## What is asked
Send back the records in full, character for character.

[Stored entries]
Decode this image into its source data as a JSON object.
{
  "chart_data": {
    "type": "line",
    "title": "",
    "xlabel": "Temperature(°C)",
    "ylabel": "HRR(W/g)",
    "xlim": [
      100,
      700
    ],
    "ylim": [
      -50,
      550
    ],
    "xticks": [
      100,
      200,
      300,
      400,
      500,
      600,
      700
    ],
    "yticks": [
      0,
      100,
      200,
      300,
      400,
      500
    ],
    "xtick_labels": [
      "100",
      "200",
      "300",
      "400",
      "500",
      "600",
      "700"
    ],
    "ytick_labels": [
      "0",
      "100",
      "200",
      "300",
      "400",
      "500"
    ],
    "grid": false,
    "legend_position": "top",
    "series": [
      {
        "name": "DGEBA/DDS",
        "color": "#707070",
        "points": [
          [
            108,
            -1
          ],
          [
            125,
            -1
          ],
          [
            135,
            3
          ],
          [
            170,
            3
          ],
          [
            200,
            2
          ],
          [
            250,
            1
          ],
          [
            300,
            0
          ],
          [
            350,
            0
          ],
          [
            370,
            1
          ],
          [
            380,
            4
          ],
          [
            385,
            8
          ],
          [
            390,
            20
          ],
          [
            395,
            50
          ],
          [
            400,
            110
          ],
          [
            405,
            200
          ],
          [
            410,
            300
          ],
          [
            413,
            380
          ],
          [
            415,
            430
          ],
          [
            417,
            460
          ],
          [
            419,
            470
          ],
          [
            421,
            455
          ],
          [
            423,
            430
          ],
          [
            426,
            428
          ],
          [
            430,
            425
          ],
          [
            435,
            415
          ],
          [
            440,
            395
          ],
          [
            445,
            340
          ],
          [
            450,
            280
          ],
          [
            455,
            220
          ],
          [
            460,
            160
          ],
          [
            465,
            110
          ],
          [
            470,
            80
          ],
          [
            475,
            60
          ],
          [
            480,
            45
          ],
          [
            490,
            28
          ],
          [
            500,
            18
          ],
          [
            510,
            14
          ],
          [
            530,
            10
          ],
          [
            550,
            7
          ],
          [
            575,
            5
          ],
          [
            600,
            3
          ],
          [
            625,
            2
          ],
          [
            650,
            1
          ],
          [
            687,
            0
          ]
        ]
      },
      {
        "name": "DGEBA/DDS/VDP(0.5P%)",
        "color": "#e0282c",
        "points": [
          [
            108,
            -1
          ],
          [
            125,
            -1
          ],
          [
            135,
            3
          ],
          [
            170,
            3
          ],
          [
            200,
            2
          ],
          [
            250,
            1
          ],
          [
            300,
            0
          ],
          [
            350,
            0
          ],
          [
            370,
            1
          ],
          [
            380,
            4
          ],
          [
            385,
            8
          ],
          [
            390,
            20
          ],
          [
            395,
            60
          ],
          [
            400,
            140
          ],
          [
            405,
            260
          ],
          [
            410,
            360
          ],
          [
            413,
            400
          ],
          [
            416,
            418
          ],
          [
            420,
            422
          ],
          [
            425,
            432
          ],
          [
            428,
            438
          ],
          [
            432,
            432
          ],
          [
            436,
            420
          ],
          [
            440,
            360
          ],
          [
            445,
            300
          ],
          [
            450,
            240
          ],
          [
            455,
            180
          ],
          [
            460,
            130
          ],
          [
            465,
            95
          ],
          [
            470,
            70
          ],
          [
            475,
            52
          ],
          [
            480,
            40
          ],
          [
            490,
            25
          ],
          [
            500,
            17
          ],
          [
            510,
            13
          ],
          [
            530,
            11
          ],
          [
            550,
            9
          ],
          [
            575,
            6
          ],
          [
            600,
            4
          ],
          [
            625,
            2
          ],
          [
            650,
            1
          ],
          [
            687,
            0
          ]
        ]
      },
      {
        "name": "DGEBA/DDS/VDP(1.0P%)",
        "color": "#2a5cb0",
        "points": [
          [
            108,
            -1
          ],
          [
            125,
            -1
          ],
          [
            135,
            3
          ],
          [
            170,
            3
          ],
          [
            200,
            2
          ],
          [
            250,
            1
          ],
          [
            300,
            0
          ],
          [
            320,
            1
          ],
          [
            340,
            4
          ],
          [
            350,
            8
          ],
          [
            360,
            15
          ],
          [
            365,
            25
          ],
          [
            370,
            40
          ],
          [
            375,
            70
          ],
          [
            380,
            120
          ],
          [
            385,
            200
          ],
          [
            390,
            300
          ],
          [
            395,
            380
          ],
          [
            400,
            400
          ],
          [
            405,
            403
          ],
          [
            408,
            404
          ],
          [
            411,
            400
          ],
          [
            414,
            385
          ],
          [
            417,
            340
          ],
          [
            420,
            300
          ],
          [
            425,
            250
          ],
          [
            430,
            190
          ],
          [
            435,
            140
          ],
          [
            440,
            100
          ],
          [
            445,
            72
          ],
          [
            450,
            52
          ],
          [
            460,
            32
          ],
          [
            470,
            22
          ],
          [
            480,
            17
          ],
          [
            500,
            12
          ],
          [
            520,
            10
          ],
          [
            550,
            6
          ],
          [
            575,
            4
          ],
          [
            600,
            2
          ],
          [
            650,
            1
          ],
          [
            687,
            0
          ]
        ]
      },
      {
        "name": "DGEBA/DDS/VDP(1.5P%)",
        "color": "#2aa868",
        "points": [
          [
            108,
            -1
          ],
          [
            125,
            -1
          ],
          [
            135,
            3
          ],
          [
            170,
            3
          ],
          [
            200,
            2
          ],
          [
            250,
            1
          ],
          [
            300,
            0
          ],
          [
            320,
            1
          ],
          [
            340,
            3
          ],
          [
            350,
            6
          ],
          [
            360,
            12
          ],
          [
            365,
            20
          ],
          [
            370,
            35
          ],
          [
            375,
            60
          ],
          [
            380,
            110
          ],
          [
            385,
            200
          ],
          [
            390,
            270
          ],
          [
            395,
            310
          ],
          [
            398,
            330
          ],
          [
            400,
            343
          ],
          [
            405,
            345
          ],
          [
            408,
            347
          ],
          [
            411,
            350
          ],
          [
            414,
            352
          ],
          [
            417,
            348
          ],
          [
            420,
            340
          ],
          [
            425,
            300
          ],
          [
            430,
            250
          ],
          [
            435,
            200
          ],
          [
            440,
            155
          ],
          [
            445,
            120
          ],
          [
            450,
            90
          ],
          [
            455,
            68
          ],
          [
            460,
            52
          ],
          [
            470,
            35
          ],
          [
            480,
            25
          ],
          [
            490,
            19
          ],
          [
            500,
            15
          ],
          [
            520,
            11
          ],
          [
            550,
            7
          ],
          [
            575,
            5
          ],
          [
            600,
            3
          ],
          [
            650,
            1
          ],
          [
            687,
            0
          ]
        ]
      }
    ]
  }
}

## Solved problem
Decode this image into its source data as a JSON object.
{
  "chart_data": {
    "type": "line",
    "title": "",
    "xlabel": "Temperature(°C)",
    "ylabel": "HRR(W/g)",
    "xlim": [
      100,
      700
    ],
    "ylim": [
      -50,
      550
    ],
    "xticks": [
      100,
      200,
      300,
      400,
      500,
      600,
      700
    ],
    "yticks": [
      0,
      100,
      200,
      300,
      400,
      500
    ],
    "xtick_labels": [
      "100",
      "200",
      "300",
      "400",
      "500",
      "600",
      "700"
    ],
    "ytick_labels": [
      "0",
      "100",
      "200",
      "300",
      "400",
      "500"
    ],
    "grid": false,
    "legend_position": "top",
    "series": [
      {
        "name": "DGEBA/DDS",
        "color": "#707070",
        "points": [
          [
            108,
            -1
          ],
          [
            125,
            -1
          ],
          [
            135,
            3
          ],
          [
            170,
            3
          ],
          [
            200,
            2
          ],
          [
            250,
            1
          ],
          [
            300,
            0
          ],
          [
            350,
            0
          ],
          [
            370,
            1
          ],
          [
            380,
            4
          ],
          [
            385,
            8
          ],
          [
            390,
            20
          ],
          [
            395,
            50
          ],
          [
            400,
            110
          ],
          [
            405,
            200
          ],
          [
            410,
            300
          ],
          [
            413,
            380
          ],
          [
            415,
            430
          ],
          [
            417,
            460
          ],
          [
            419,
            470
          ],
          [
            421,
            455
          ],
          [
            423,
            430
          ],
          [
            426,
            428
          ],
          [
            430,
            425
          ],
          [
            435,
            415
          ],
          [
            440,
            395
          ],
          [
            445,
            340
          ],
          [
            450,
            280
          ],
          [
            455,
            220
          ],
          [
            460,
            160
          ],
          [
            465,
            110
          ],
          [
            470,
            80
          ],
          [
            475,
            60
          ],
          [
            480,
            45
          ],
          [
            490,
            28
          ],
          [
            500,
            18
          ],
          [
            510,
            14
          ],
          [
            530,
            10
          ],
          [
            550,
            7
          ],
          [
            575,
            5
          ],
          [
            600,
            3
          ],
          [
            625,
            2
          ],
          [
            650,
            1
          ],
          [
            687,
            0
          ]
        ]
      },
      {
        "name": "DGEBA/DDS/VDP(0.5P%)",
        "color": "#e0282c",
        "points": [
          [
            108,
            -1
          ],
          [
            125,
            -1
          ],
          [
            135,
            3
          ],
          [
            170,
            3
          ],
          [
            200,
            2
          ],
          [
            250,
            1
          ],
          [
            300,
            0
          ],
          [
            350,
            0
          ],
          [
            370,
            1
          ],
          [
            380,
            4
          ],
          [
            385,
            8
          ],
          [
            390,
            20
          ],
          [
            395,
            60
          ],
          [
            400,
            140
          ],
          [
            405,
            260
          ],
          [
            410,
            360
          ],
          [
            413,
            400
          ],
          [
            416,
            418
          ],
          [
            420,
            422
          ],
          [
            425,
            432
          ],
          [
            428,
            438
          ],
          [
            432,
            432
          ],
          [
            436,
            420
          ],
          [
            440,
            360
          ],
          [
            445,
            300
          ],
          [
            450,
            240
          ],
          [
            455,
            180
          ],
          [
            460,
            130
          ],
          [
            465,
            95
          ],
          [
            470,
            70
          ],
          [
            475,
            52
          ],
          [
            480,
            40
          ],
          [
            490,
            25
          ],
          [
            500,
            17
          ],
          [
            510,
            13
          ],
          [
            530,
            11
          ],
          [
            550,
            9
          ],
          [
            575,
            6
          ],
          [
            600,
            4
          ],
          [
            625,
            2
          ],
          [
            650,
            1
          ],
          [
            687,
            0
          ]
        ]
      },
      {
        "name": "DGEBA/DDS/VDP(1.0P%)",
        "color": "#2a5cb0",
        "points": [
          [
            108,
            -1
          ],
          [
            125,
            -1
          ],
          [
            135,
            3
          ],
          [
            170,
            3
          ],
          [
            200,
            2
          ],
          [
            250,
            1
          ],
          [
            300,
            0
          ],
          [
            320,
            1
          ],
          [
            340,
            4
          ],
          [
            350,
            8
          ],
          [
            360,
            15
          ],
          [
            365,
            25
          ],
          [
            370,
            40
          ],
          [
            375,
            70
          ],
          [
            380,
            120
          ],
          [
            385,
            200
          ],
          [
            390,
            300
          ],
          [
            395,
            380
          ],
          [
            400,
            400
          ],
          [
            405,
            403
          ],
          [
            408,
            404
          ],
          [
            411,
            400
          ],
          [
            414,
            385
          ],
          [
            417,
            340
          ],
          [
            420,
            300
          ],
          [
            425,
            250
          ],
          [
            430,
            190
          ],
          [
            435,
            140
          ],
          [
            440,
            100
          ],
          [
            445,
            72
          ],
          [
            450,
            52
          ],
          [
            460,
            32
          ],
          [
            470,
            22
          ],
          [
            480,
            17
          ],
          [
            500,
            12
          ],
          [
            520,
            10
          ],
          [
            550,
            6
          ],
          [
            575,
            4
          ],
          [
            600,
            2
          ],
          [
            650,
            1
          ],
          [
            687,
            0
          ]
        ]
      },
      {
        "name": "DGEBA/DDS/VDP(1.5P%)",
        "color": "#2aa868",
        "points": [
          [
            108,
            -1
          ],
          [
            125,
            -1
          ],
          [
            135,
            3
          ],
          [
            170,
            3
          ],
          [
            200,
            2
          ],
          [
            250,
            1
          ],
          [
            300,
            0
          ],
          [
            320,
            1
          ],
          [
            340,
            3
          ],
          [
            350,
            6
          ],
          [
            360,
            12
          ],
          [
            365,
            20
          ],
          [
            370,
            35
          ],
          [
            375,
            60
          ],
          [
            380,
            110
          ],
          [
            385,
            200
          ],
          [
            390,
            270
          ],
          [
            395,
            310
          ],
          [
            398,
            330
          ],
          [
            400,
            343
          ],
          [
            405,
            345
          ],
          [
            408,
            347
          ],
          [
            411,
            350
          ],
          [
            414,
            352
          ],
          [
            417,
            348
          ],
          [
            420,
            340
          ],
          [
            425,
            300
          ],
          [
            430,
            250
          ],
          [
            435,
            200
          ],
          [
            440,
            155
          ],
          [
            445,
            120
          ],
          [
            450,
            90
          ],
          [
            455,
            68
          ],
          [
            460,
            52
          ],
          [
            470,
            35
          ],
          [
            480,
            25
          ],
          [
            490,
            19
          ],
          [
            500,
            15
          ],
          [
            520,
            11
          ],
          [
            550,
            7
          ],
          [
            575,
            5
          ],
          [
            600,
            3
          ],
          [
            650,
            1
          ],
          [
            687,
            0
          ]
        ]
      }
    ]
  }
}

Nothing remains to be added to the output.